** begin **

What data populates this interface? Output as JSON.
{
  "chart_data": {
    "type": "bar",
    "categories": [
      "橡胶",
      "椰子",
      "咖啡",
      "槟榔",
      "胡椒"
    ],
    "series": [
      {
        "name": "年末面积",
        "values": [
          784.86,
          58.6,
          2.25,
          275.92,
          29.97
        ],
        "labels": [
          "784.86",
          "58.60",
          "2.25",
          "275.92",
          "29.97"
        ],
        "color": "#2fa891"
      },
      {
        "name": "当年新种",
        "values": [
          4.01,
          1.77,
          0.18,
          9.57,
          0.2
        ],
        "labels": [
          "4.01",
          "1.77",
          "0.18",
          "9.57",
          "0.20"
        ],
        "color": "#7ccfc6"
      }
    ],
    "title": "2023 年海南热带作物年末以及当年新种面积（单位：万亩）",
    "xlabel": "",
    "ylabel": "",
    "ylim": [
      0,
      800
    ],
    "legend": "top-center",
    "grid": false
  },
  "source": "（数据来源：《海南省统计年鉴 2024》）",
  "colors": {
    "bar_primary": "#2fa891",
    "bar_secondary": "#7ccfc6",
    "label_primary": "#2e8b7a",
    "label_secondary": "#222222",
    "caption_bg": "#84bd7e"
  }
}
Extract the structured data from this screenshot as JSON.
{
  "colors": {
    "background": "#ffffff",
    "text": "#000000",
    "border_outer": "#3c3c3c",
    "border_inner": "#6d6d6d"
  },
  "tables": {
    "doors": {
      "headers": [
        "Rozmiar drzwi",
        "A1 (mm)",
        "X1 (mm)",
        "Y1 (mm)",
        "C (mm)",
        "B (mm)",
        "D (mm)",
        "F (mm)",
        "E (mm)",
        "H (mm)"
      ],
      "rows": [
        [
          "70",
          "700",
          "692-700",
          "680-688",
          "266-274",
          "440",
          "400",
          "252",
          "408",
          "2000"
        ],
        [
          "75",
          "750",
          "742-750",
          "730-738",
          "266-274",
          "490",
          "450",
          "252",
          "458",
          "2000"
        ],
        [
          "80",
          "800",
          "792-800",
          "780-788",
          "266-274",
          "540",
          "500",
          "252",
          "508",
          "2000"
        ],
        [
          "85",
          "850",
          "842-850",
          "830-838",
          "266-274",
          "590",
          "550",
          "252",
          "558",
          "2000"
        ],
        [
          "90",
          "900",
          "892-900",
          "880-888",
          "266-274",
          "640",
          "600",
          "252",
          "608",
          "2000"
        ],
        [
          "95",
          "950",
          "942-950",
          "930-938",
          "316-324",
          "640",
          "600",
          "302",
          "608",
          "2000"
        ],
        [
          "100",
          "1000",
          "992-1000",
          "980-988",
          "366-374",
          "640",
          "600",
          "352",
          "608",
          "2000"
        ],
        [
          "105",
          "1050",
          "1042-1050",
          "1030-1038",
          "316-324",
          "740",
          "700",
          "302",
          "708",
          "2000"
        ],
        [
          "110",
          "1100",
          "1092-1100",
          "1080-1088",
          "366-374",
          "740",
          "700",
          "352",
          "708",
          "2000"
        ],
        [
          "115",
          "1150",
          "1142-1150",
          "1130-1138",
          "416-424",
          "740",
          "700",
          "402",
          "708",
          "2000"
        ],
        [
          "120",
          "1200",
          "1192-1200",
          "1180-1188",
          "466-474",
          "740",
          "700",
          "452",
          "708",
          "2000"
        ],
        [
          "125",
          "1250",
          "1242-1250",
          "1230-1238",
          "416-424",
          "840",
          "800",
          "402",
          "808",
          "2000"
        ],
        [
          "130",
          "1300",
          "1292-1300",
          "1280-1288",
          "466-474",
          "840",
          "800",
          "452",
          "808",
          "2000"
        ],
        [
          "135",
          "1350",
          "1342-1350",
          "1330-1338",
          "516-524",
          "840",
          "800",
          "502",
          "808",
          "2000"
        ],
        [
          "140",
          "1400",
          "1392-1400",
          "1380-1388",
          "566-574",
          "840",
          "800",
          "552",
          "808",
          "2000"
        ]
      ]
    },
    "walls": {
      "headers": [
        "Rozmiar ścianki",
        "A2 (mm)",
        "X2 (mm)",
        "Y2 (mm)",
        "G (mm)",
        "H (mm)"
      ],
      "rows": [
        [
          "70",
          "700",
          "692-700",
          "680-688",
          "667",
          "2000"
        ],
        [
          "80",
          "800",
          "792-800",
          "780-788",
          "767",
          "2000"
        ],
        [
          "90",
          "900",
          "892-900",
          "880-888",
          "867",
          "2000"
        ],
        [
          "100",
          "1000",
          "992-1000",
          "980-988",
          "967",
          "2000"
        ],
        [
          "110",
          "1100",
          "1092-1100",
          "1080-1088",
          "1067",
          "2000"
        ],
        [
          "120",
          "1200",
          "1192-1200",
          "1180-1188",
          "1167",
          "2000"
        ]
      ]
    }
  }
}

** end **

● **Instructions to follow**:
Give back all the data exactly as written.

● **Task result**:
What data populates this interface? Output as JSON.
{
  "chart_data": {
    "type": "bar",
    "categories": [
      "橡胶",
      "椰子",
      "咖啡",
      "槟榔",
      "胡椒"
    ],
    "series": [
      {
        "name": "年末面积",
        "values": [
          784.86,
          58.6,
          2.25,
          275.92,
          29.97
        ],
        "labels": [
          "784.86",
          "58.60",
          "2.25",
          "275.92",
          "29.97"
        ],
        "color": "#2fa891"
      },
      {
        "name": "当年新种",
        "values": [
          4.01,
          1.77,
          0.18,
          9.57,
          0.2
        ],
        "labels": [
          "4.01",
          "1.77",
          "0.18",
          "9.57",
          "0.20"
        ],
        "color": "#7ccfc6"
      }
    ],
    "title": "2023 年海南热带作物年末以及当年新种面积（单位：万亩）",
    "xlabel": "",
    "ylabel": "",
    "ylim": [
      0,
      800
    ],
    "legend": "top-center",
    "grid": false
  },
  "source": "（数据来源：《海南省统计年鉴 2024》）",
  "colors": {
    "bar_primary": "#2fa891",
    "bar_secondary": "#7ccfc6",
    "label_primary": "#2e8b7a",
    "label_secondary": "#222222",
    "caption_bg": "#84bd7e"
  }
}
Extract the structured data from this screenshot as JSON.
{
  "colors": {
    "background": "#ffffff",
    "text": "#000000",
    "border_outer": "#3c3c3c",
    "border_inner": "#6d6d6d"
  },
  "tables": {
    "doors": {
      "headers": [
        "Rozmiar drzwi",
        "A1 (mm)",
        "X1 (mm)",
        "Y1 (mm)",
        "C (mm)",
        "B (mm)",
        "D (mm)",
        "F (mm)",
        "E (mm)",
        "H (mm)"
      ],
      "rows": [
        [
          "70",
          "700",
          "692-700",
          "680-688",
          "266-274",
          "440",
          "400",
          "252",
          "408",
          "2000"
        ],
        [
          "75",
          "750",
          "742-750",
          "730-738",
          "266-274",
          "490",
          "450",
          "252",
          "458",
          "2000"
        ],
        [
          "80",
          "800",
          "792-800",
          "780-788",
          "266-274",
          "540",
          "500",
          "252",
          "508",
          "2000"
        ],
        [
          "85",
          "850",
          "842-850",
          "830-838",
          "266-274",
          "590",
          "550",
          "252",
          "558",
          "2000"
        ],
        [
          "90",
          "900",
          "892-900",
          "880-888",
          "266-274",
          "640",
          "600",
          "252",
          "608",
          "2000"
        ],
        [
          "95",
          "950",
          "942-950",
          "930-938",
          "316-324",
          "640",
          "600",
          "302",
          "608",
          "2000"
        ],
        [
          "100",
          "1000",
          "992-1000",
          "980-988",
          "366-374",
          "640",
          "600",
          "352",
          "608",
          "2000"
        ],
        [
          "105",
          "1050",
          "1042-1050",
          "1030-1038",
          "316-324",
          "740",
          "700",
          "302",
          "708",
          "2000"
        ],
        [
          "110",
          "1100",
          "1092-1100",
          "1080-1088",
          "366-374",
          "740",
          "700",
          "352",
          "708",
          "2000"
        ],
        [
          "115",
          "1150",
          "1142-1150",
          "1130-1138",
          "416-424",
          "740",
          "700",
          "402",
          "708",
          "2000"
        ],
        [
          "120",
          "1200",
          "1192-1200",
          "1180-1188",
          "466-474",
          "740",
          "700",
          "452",
          "708",
          "2000"
        ],
        [
          "125",
          "1250",
          "1242-1250",
          "1230-1238",
          "416-424",
          "840",
          "800",
          "402",
          "808",
          "2000"
        ],
        [
          "130",
          "1300",
          "1292-1300",
          "1280-1288",
          "466-474",
          "840",
          "800",
          "452",
          "808",
          "2000"
        ],
        [
          "135",
          "1350",
          "1342-1350",
          "1330-1338",
          "516-524",
          "840",
          "800",
          "502",
          "808",
          "2000"
        ],
        [
          "140",
          "1400",
          "1392-1400",
          "1380-1388",
          "566-574",
          "840",
          "800",
          "552",
          "808",
          "2000"
        ]
      ]
    },
    "walls": {
      "headers": [
        "Rozmiar ścianki",
        "A2 (mm)",
        "X2 (mm)",
        "Y2 (mm)",
        "G (mm)",
        "H (mm)"
      ],
      "rows": [
        [
          "70",
          "700",
          "692-700",
          "680-688",
          "667",
          "2000"
        ],
        [
          "80",
          "800",
          "792-800",
          "780-788",
          "767",
          "2000"
        ],
        [
          "90",
          "900",
          "892-900",
          "880-888",
          "867",
          "2000"
        ],
        [
          "100",
          "1000",
          "992-1000",
          "980-988",
          "967",
          "2000"
        ],
        [
          "110",
          "1100",
          "1092-1100",
          "1080-1088",
          "1067",
          "2000"
        ],
        [
          "120",
          "1200",
          "1192-1200",
          "1180-1188",
          "1167",
          "2000"
        ]
      ]
    }
  }
}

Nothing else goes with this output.